**SHORT PROBLEM:** Retype the records below word for word and omit any image.

**SOURCE RECORDS:**
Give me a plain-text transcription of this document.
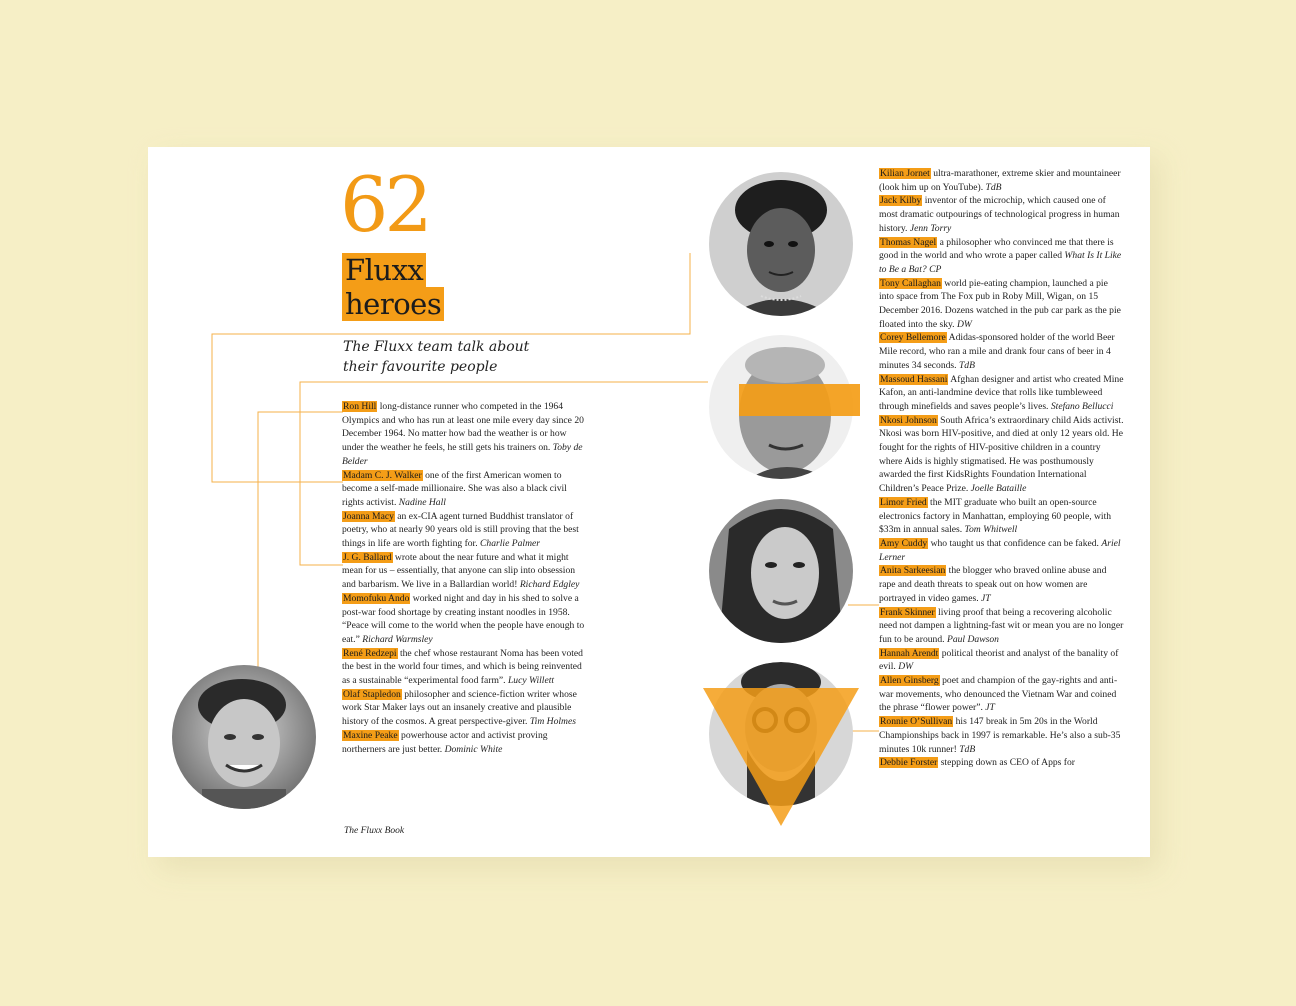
62
Fluxx
heroes
The Fluxx team talk about their favourite people

Ron Hill long-distance runner who competed in the 1964 Olympics and who has run at least one mile every day since 20 December 1964. No matter how bad the weather is or how under the weather he feels, he still gets his trainers on. Toby de Belder

Madam C. J. Walker one of the first American women to become a self-made millionaire. She was also a black civil rights activist. Nadine Hall

Joanna Macy an ex-CIA agent turned Buddhist translator of poetry, who at nearly 90 years old is still proving that the best things in life are worth fighting for. Charlie Palmer

J. G. Ballard wrote about the near future and what it might mean for us – essentially, that anyone can slip into obsession and barbarism. We live in a Ballardian world! Richard Edgley

Momofuku Ando worked night and day in his shed to solve a post-war food shortage by creating instant noodles in 1958. “Peace will come to the world when the people have enough to eat.” Richard Warmsley

René Redzepi the chef whose restaurant Noma has been voted the best in the world four times, and which is being reinvented as a sustainable “experimental food farm”. Lucy Willett

Olaf Stapledon philosopher and science-fiction writer whose work Star Maker lays out an insanely creative and plausible history of the cosmos. A great perspective-giver. Tim Holmes

Maxine Peake powerhouse actor and activist proving northerners are just better. Dominic White

Kilian Jornet ultra-marathoner, extreme skier and mountaineer (look him up on YouTube). TdB

Jack Kilby inventor of the microchip, which caused one of most dramatic outpourings of technological progress in human history. Jenn Torry

Thomas Nagel a philosopher who convinced me that there is good in the world and who wrote a paper called What Is It Like to Be a Bat? CP

Tony Callaghan world pie-eating champion, launched a pie into space from The Fox pub in Roby Mill, Wigan, on 15 December 2016. Dozens watched in the pub car park as the pie floated into the sky. DW

Corey Bellemore Adidas-sponsored holder of the world Beer Mile record, who ran a mile and drank four cans of beer in 4 minutes 34 seconds. TdB

Massoud Hassani Afghan designer and artist who created Mine Kafon, an anti-landmine device that rolls like tumbleweed through minefields and saves people’s lives. Stefano Bellucci

Nkosi Johnson South Africa’s extraordinary child Aids activist. Nkosi was born HIV-positive, and died at only 12 years old. He fought for the rights of HIV-positive children in a country where Aids is highly stigmatised. He was posthumously awarded the first KidsRights Foundation International Children’s Peace Prize. Joelle Bataille

Limor Fried the MIT graduate who built an open-source electronics factory in Manhattan, employing 60 people, with $33m in annual sales. Tom Whitwell

Amy Cuddy who taught us that confidence can be faked. Ariel Lerner

Anita Sarkeesian the blogger who braved online abuse and rape and death threats to speak out on how women are portrayed in video games. JT

Frank Skinner living proof that being a recovering alcoholic need not dampen a lightning-fast wit or mean you are no longer fun to be around. Paul Dawson

Hannah Arendt political theorist and analyst of the banality of evil. DW

Allen Ginsberg poet and champion of the gay-rights and anti-war movements, who denounced the Vietnam War and coined the phrase “flower power”. JT

Ronnie O’Sullivan his 147 break in 5m 20s in the World Championships back in 1997 is remarkable. He’s also a sub-35 minutes 10k runner! TdB

Debbie Forster stepping down as CEO of Apps for

The Fluxx Book
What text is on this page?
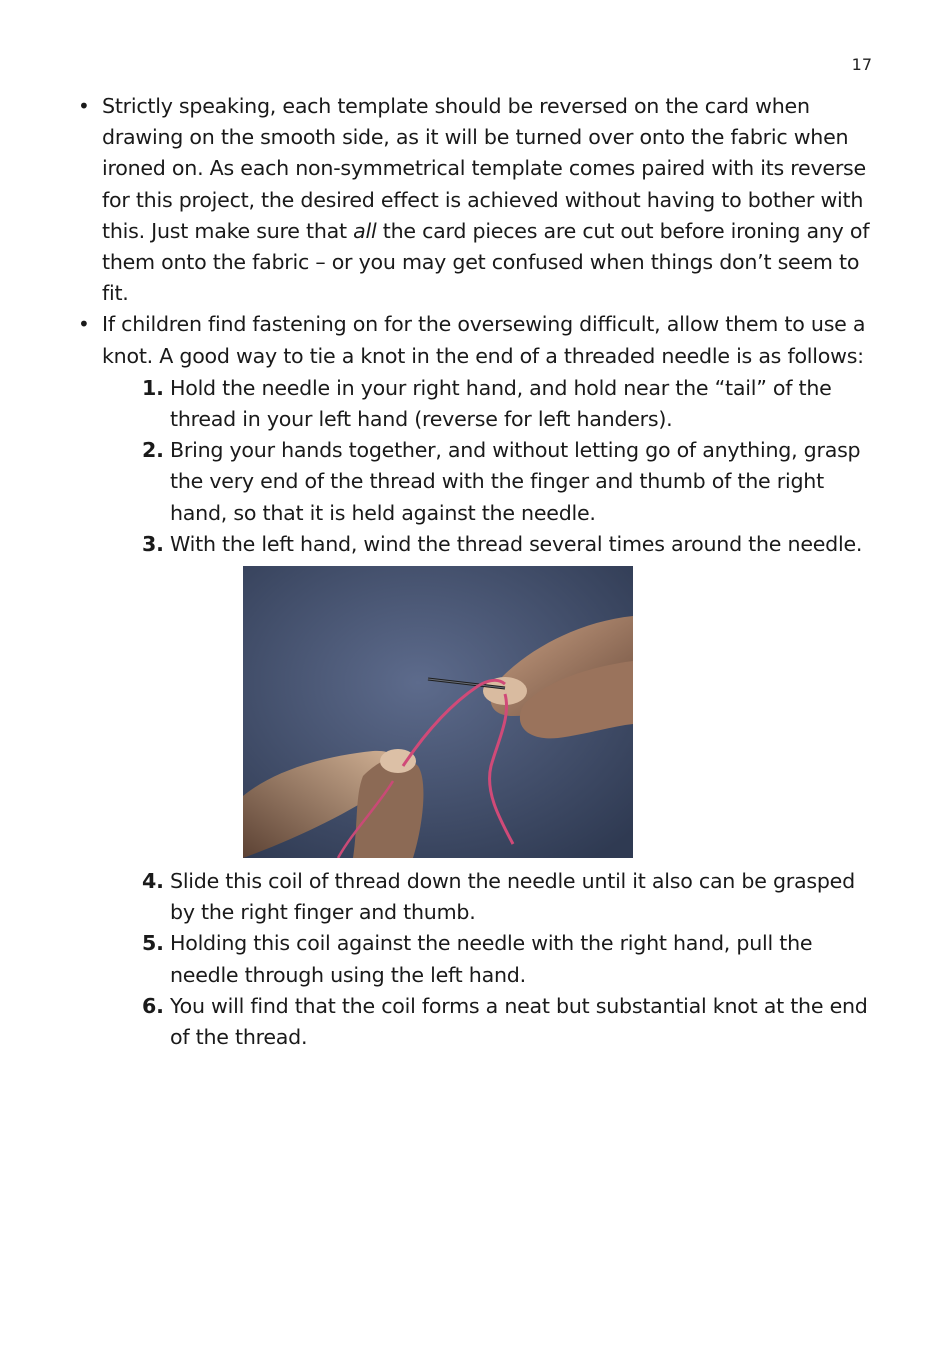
17
• Strictly speaking, each template should be reversed on the card when drawing on the smooth side, as it will be turned over onto the fabric when ironed on. As each non-symmetrical template comes paired with its reverse for this project, the desired effect is achieved without having to bother with this. Just make sure that all the card pieces are cut out before ironing any of them onto the fabric – or you may get confused when things don’t seem to fit.
• If children find fastening on for the oversewing difficult, allow them to use a knot. A good way to tie a knot in the end of a threaded needle is as follows:
1. Hold the needle in your right hand, and hold near the “tail” of the thread in your left hand (reverse for left handers).
2. Bring your hands together, and without letting go of anything, grasp the very end of the thread with the finger and thumb of the right hand, so that it is held against the needle.
3. With the left hand, wind the thread several times around the needle.
4. Slide this coil of thread down the needle until it also can be grasped by the right finger and thumb.
5. Holding this coil against the needle with the right hand, pull the needle through using the left hand.
6. You will find that the coil forms a neat but substantial knot at the end of the thread.
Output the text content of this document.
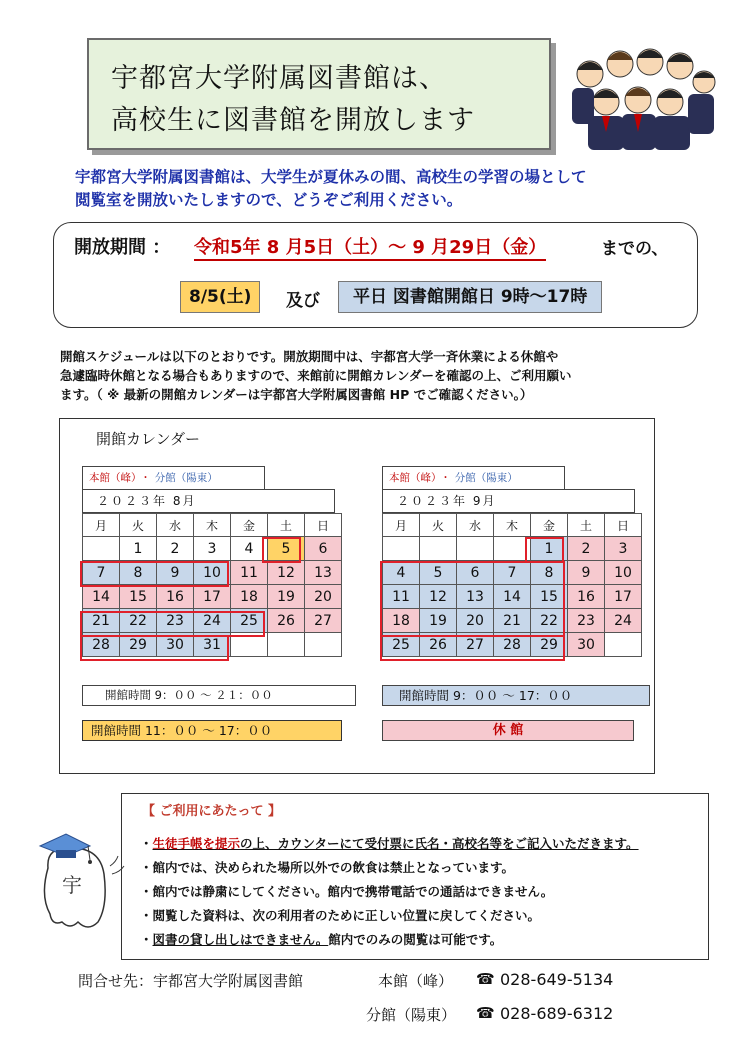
宇都宮大学附属図書館は、
高校生に図書館を開放します
宇都宮大学附属図書館は、大学生が夏休みの間、高校生の学習の場として
閲覧室を開放いたしますので、どうぞご利用ください。
開放期間 ： 令和5年 8 月5日（土）～ 9 月29日（金）	までの、
8/5(土)	及び	平日 図書館開館日 9時～17時
開館スケジュールは以下のとおりです。開放期間中は、宇都宮大学一斉休業による休館や
急遽臨時休館となる場合もありますので、来館前に開館カレンダーを確認の上、ご利用願い
ます。（ ※ 最新の開館カレンダーは宇都宮大学附属図書館 HP でご確認ください。）
開館カレンダー
本館（峰） ・ 分館（陽東）
２０２３年 8月
月	火	水	木	金	土	日
	1	2	3	4	5	6
7	8	9	10	11	12	13
14	15	16	17	18	19	20
21	22	23	24	25	26	27
28	29	30	31			
本館（峰） ・ 分館（陽東）
２０２３年 9月
月	火	水	木	金	土	日
				1	2	3
4	5	6	7	8	9	10
11	12	13	14	15	16	17
18	19	20	21	22	23	24
25	26	27	28	29	30	
開館時間 9：００ ～ ２１：００
開館時間 11：００ ～ 17：００
開館時間 9：００ ～ 17：００
休 館
【 ご利用にあたって 】
・生徒手帳を提示の上、カウンターにて受付票に氏名・高校名等をご記入いただきます。
・館内では、決められた場所以外での飲食は禁止となっています。
・館内では静粛にしてください。館内で携帯電話での通話はできません。
・閲覧した資料は、次の利用者のために正しい位置に戻してください。
・図書の貸し出しはできません。館内でのみの閲覧は可能です。
宇
問合せ先：宇都宮大学附属図書館	本館（峰） ☎ 028-649-5134
分館（陽東） ☎ 028-689-6312
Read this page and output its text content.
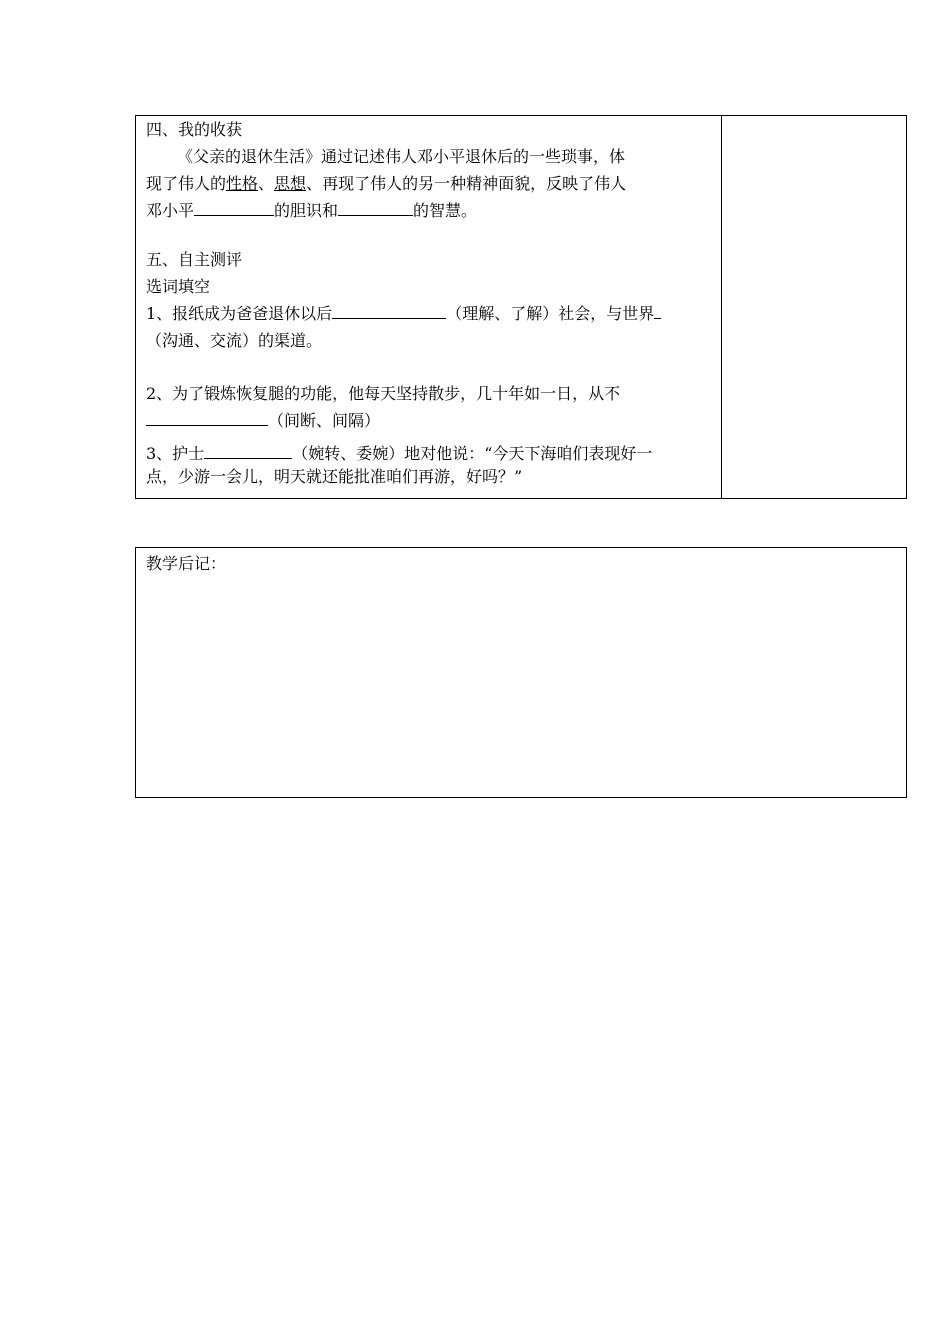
四、我的收获

《父亲的退休生活》通过记述伟人邓小平退休后的一些琐事，体

现了伟人的性格、思想、再现了伟人的另一种精神面貌，反映了伟人

邓小平	的胆识和	的智慧。

五、自主测评

选词填空

1、报纸成为爸爸退休以后	（理解、了解）社会，与世界

（沟通、交流）的渠道。

2、为了锻炼恢复腿的功能，他每天坚持散步，几十年如一日，从不

（间断、间隔）

3、护士	（婉转、委婉）地对他说：“今天下海咱们表现好一

点，少游一会儿，明天就还能批准咱们再游，好吗？”

教学后记：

**RESPONSE TO THIS EXERCISE:**
Give me a plain-text transcription of this document.
62
Fluxx
heroes
The Fluxx team talk about their favourite people

Ron Hill long-distance runner who competed in the 1964 Olympics and who has run at least one mile every day since 20 December 1964. No matter how bad the weather is or how under the weather he feels, he still gets his trainers on. Toby de Belder

Madam C. J. Walker one of the first American women to become a self-made millionaire. She was also a black civil rights activist. Nadine Hall

Joanna Macy an ex-CIA agent turned Buddhist translator of poetry, who at nearly 90 years old is still proving that the best things in life are worth fighting for. Charlie Palmer

J. G. Ballard wrote about the near future and what it might mean for us – essentially, that anyone can slip into obsession and barbarism. We live in a Ballardian world! Richard Edgley

Momofuku Ando worked night and day in his shed to solve a post-war food shortage by creating instant noodles in 1958. “Peace will come to the world when the people have enough to eat.” Richard Warmsley

René Redzepi the chef whose restaurant Noma has been voted the best in the world four times, and which is being reinvented as a sustainable “experimental food farm”. Lucy Willett

Olaf Stapledon philosopher and science-fiction writer whose work Star Maker lays out an insanely creative and plausible history of the cosmos. A great perspective-giver. Tim Holmes

Maxine Peake powerhouse actor and activist proving northerners are just better. Dominic White

Kilian Jornet ultra-marathoner, extreme skier and mountaineer (look him up on YouTube). TdB

Jack Kilby inventor of the microchip, which caused one of most dramatic outpourings of technological progress in human history. Jenn Torry

Thomas Nagel a philosopher who convinced me that there is good in the world and who wrote a paper called What Is It Like to Be a Bat? CP

Tony Callaghan world pie-eating champion, launched a pie into space from The Fox pub in Roby Mill, Wigan, on 15 December 2016. Dozens watched in the pub car park as the pie floated into the sky. DW

Corey Bellemore Adidas-sponsored holder of the world Beer Mile record, who ran a mile and drank four cans of beer in 4 minutes 34 seconds. TdB

Massoud Hassani Afghan designer and artist who created Mine Kafon, an anti-landmine device that rolls like tumbleweed through minefields and saves people’s lives. Stefano Bellucci

Nkosi Johnson South Africa’s extraordinary child Aids activist. Nkosi was born HIV-positive, and died at only 12 years old. He fought for the rights of HIV-positive children in a country where Aids is highly stigmatised. He was posthumously awarded the first KidsRights Foundation International Children’s Peace Prize. Joelle Bataille

Limor Fried the MIT graduate who built an open-source electronics factory in Manhattan, employing 60 people, with $33m in annual sales. Tom Whitwell

Amy Cuddy who taught us that confidence can be faked. Ariel Lerner

Anita Sarkeesian the blogger who braved online abuse and rape and death threats to speak out on how women are portrayed in video games. JT

Frank Skinner living proof that being a recovering alcoholic need not dampen a lightning-fast wit or mean you are no longer fun to be around. Paul Dawson

Hannah Arendt political theorist and analyst of the banality of evil. DW

Allen Ginsberg poet and champion of the gay-rights and anti-war movements, who denounced the Vietnam War and coined the phrase “flower power”. JT

Ronnie O’Sullivan his 147 break in 5m 20s in the World Championships back in 1997 is remarkable. He’s also a sub-35 minutes 10k runner! TdB

Debbie Forster stepping down as CEO of Apps for

The Fluxx Book
What text is on this page?
17
• Strictly speaking, each template should be reversed on the card when drawing on the smooth side, as it will be turned over onto the fabric when ironed on. As each non-symmetrical template comes paired with its reverse for this project, the desired effect is achieved without having to bother with this. Just make sure that all the card pieces are cut out before ironing any of them onto the fabric – or you may get confused when things don’t seem to fit.
• If children find fastening on for the oversewing difficult, allow them to use a knot. A good way to tie a knot in the end of a threaded needle is as follows:
1. Hold the needle in your right hand, and hold near the “tail” of the thread in your left hand (reverse for left handers).
2. Bring your hands together, and without letting go of anything, grasp the very end of the thread with the finger and thumb of the right hand, so that it is held against the needle.
3. With the left hand, wind the thread several times around the needle.
4. Slide this coil of thread down the needle until it also can be grasped by the right finger and thumb.
5. Holding this coil against the needle with the right hand, pull the needle through using the left hand.
6. You will find that the coil forms a neat but substantial knot at the end of the thread.
Output the text content of this document.
宇都宮大学附属図書館は、
高校生に図書館を開放します
宇都宮大学附属図書館は、大学生が夏休みの間、高校生の学習の場として
閲覧室を開放いたしますので、どうぞご利用ください。
開放期間 ： 令和5年 8 月5日（土）～ 9 月29日（金）	までの、
8/5(土)	及び	平日 図書館開館日 9時～17時
開館スケジュールは以下のとおりです。開放期間中は、宇都宮大学一斉休業による休館や
急遽臨時休館となる場合もありますので、来館前に開館カレンダーを確認の上、ご利用願い
ます。（ ※ 最新の開館カレンダーは宇都宮大学附属図書館 HP でご確認ください。）
開館カレンダー
本館（峰） ・ 分館（陽東）
２０２３年 8月
月	火	水	木	金	土	日
	1	2	3	4	5	6
7	8	9	10	11	12	13
14	15	16	17	18	19	20
21	22	23	24	25	26	27
28	29	30	31			
本館（峰） ・ 分館（陽東）
２０２３年 9月
月	火	水	木	金	土	日
				1	2	3
4	5	6	7	8	9	10
11	12	13	14	15	16	17
18	19	20	21	22	23	24
25	26	27	28	29	30	
開館時間 9：００ ～ ２１：００
開館時間 11：００ ～ 17：００
開館時間 9：００ ～ 17：００
休 館
【 ご利用にあたって 】
・生徒手帳を提示の上、カウンターにて受付票に氏名・高校名等をご記入いただきます。
・館内では、決められた場所以外での飲食は禁止となっています。
・館内では静粛にしてください。館内で携帯電話での通話はできません。
・閲覧した資料は、次の利用者のために正しい位置に戻してください。
・図書の貸し出しはできません。館内でのみの閲覧は可能です。
宇
問合せ先：宇都宮大学附属図書館	本館（峰） ☎ 028-649-5134
分館（陽東） ☎ 028-689-6312
Read this page and output its text content.
四、我的收获

《父亲的退休生活》通过记述伟人邓小平退休后的一些琐事，体

现了伟人的性格、思想、再现了伟人的另一种精神面貌，反映了伟人

邓小平	的胆识和	的智慧。

五、自主测评

选词填空

1、报纸成为爸爸退休以后	（理解、了解）社会，与世界

（沟通、交流）的渠道。

2、为了锻炼恢复腿的功能，他每天坚持散步，几十年如一日，从不

（间断、间隔）

3、护士	（婉转、委婉）地对他说：“今天下海咱们表现好一

点，少游一会儿，明天就还能批准咱们再游，好吗？”

教学后记：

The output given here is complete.